### Short task
Each line that contains the string "What" counts once; report how many such lines appear in the data, as a number only.

== Supplied data ==

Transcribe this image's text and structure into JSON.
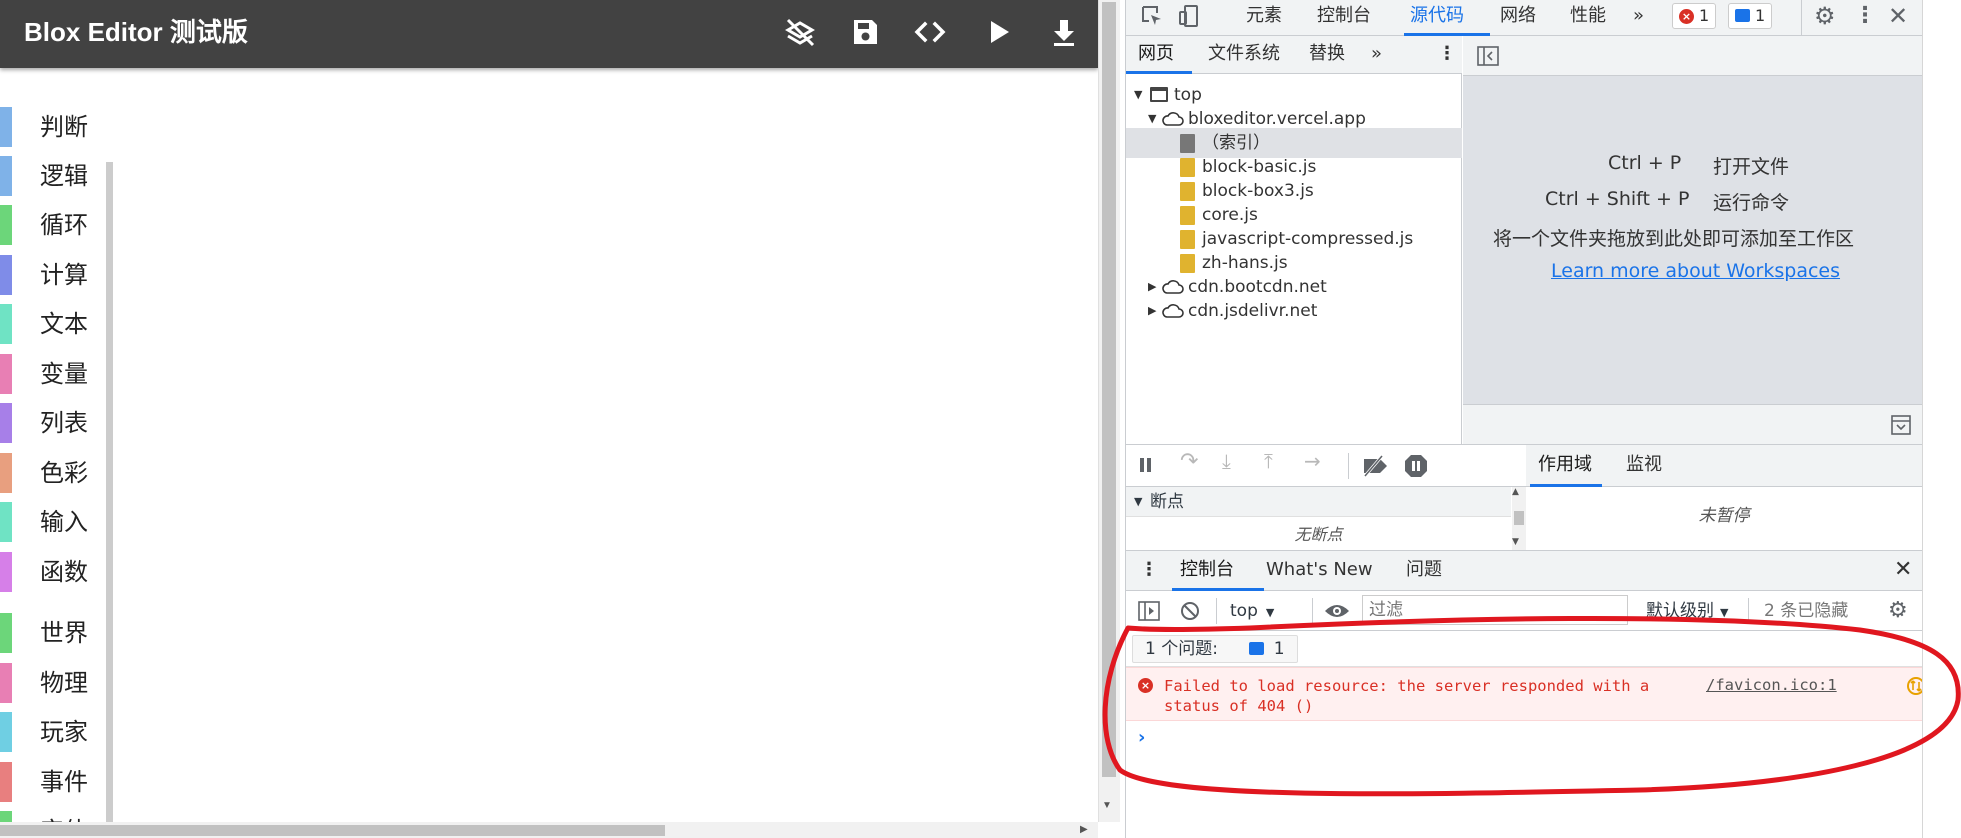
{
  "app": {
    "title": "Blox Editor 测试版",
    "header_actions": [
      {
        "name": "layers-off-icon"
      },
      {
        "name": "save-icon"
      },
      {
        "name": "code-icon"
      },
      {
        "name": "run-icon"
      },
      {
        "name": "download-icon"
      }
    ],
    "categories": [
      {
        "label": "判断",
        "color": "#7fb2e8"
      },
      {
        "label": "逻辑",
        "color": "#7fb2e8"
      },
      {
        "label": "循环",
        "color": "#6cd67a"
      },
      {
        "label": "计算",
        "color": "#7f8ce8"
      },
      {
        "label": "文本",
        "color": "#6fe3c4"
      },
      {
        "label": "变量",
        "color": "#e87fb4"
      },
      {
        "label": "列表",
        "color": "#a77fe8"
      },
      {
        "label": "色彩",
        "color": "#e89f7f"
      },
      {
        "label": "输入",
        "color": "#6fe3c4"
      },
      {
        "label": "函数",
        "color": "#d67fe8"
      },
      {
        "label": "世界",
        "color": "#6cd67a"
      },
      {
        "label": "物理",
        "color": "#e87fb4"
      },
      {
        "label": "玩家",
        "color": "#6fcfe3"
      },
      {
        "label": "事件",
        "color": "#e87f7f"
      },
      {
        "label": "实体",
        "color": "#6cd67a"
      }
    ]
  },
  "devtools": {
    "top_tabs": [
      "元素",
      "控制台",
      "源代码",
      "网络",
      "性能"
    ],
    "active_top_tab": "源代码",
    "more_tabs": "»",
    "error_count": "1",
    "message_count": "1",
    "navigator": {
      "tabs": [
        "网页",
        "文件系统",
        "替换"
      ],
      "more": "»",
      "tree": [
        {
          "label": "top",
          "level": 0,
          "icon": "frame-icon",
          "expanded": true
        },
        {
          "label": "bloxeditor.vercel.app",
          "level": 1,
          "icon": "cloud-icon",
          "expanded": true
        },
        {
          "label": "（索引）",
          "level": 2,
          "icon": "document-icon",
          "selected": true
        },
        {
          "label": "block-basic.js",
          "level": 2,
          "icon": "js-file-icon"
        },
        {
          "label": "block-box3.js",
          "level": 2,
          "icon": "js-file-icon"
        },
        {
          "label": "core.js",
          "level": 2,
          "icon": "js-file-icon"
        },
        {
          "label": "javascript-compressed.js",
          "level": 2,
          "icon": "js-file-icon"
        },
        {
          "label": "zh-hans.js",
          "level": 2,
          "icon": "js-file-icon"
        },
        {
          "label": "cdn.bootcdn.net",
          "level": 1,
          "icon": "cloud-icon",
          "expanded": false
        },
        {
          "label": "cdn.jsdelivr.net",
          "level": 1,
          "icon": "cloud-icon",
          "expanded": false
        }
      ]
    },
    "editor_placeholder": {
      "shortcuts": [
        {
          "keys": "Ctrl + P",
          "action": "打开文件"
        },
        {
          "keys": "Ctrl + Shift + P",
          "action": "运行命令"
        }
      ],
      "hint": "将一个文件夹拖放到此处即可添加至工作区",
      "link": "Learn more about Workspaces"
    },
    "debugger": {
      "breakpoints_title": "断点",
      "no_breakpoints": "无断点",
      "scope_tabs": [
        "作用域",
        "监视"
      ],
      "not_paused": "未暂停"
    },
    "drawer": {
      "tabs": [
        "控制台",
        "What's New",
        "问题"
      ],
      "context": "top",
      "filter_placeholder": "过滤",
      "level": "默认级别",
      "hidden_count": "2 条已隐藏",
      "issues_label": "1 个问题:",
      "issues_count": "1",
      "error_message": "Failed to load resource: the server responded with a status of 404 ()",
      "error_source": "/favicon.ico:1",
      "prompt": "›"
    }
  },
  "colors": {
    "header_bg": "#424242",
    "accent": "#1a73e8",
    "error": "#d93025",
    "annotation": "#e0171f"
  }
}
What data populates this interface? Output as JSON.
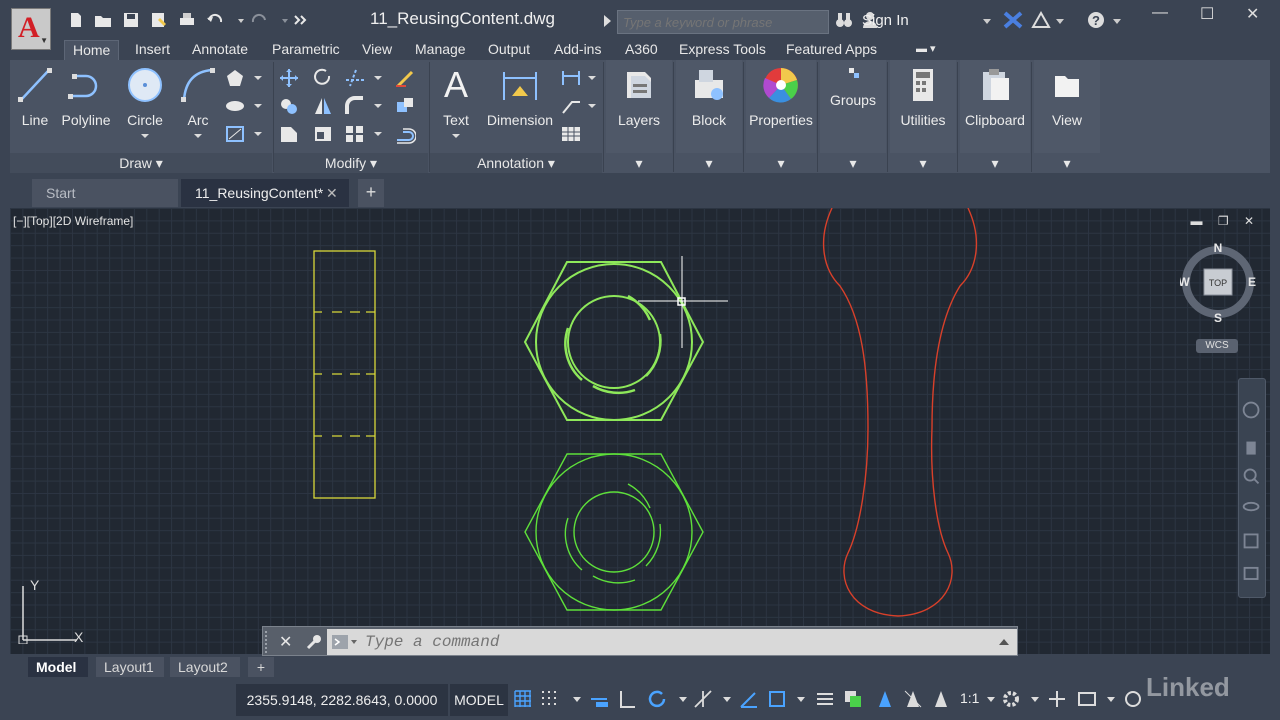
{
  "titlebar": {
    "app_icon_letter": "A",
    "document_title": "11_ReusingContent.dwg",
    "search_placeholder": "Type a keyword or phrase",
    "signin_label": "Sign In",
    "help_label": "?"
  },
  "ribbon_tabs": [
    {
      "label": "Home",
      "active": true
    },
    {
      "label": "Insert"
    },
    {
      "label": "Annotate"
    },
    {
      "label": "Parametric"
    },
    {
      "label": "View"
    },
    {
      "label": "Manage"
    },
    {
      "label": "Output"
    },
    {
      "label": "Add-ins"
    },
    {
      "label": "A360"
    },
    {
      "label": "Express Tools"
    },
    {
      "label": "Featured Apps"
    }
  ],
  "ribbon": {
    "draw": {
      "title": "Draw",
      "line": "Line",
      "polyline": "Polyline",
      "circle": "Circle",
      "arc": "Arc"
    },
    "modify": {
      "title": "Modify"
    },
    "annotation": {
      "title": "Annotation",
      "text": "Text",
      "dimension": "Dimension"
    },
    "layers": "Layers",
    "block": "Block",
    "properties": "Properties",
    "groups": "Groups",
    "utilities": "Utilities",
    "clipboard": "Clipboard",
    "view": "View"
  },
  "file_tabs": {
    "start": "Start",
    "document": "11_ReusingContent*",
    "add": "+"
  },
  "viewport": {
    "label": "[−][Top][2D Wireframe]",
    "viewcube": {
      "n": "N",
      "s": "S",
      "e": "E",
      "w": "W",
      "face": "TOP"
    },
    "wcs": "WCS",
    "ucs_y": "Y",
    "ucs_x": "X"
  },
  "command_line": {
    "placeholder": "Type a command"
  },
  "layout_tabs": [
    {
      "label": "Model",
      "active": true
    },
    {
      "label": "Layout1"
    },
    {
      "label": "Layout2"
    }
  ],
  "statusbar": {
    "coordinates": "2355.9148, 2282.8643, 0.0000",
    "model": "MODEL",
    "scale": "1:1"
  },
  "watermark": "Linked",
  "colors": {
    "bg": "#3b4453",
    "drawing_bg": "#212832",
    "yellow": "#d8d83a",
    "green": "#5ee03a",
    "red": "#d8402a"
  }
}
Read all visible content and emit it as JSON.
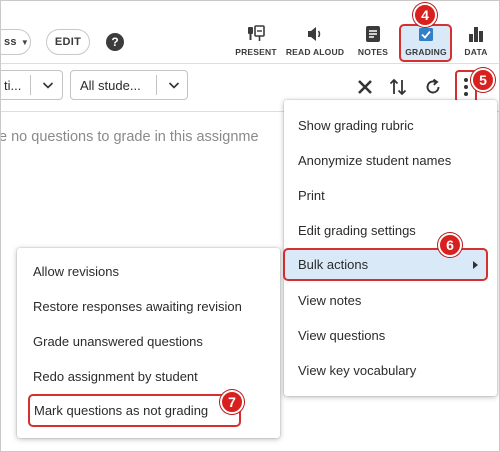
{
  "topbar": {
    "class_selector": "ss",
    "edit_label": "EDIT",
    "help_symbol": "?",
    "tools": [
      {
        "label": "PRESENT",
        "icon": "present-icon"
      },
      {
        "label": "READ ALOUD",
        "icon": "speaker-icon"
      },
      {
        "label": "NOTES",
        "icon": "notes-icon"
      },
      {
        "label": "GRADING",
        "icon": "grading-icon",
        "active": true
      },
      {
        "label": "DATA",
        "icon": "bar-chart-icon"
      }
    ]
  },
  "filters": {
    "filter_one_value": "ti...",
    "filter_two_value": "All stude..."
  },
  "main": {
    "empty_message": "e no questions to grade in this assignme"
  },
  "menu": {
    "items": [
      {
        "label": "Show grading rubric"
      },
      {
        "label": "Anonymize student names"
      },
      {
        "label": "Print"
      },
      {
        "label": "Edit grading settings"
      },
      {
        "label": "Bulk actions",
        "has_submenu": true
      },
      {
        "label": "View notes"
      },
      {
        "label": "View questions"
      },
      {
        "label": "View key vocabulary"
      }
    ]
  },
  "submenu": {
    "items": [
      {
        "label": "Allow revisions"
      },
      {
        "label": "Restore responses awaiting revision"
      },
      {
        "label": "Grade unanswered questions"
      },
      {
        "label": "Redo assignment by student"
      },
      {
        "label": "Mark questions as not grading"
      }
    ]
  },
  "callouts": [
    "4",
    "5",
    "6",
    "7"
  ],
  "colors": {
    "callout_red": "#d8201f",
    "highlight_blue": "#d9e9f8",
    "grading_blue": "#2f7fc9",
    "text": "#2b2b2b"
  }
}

===

### Result
2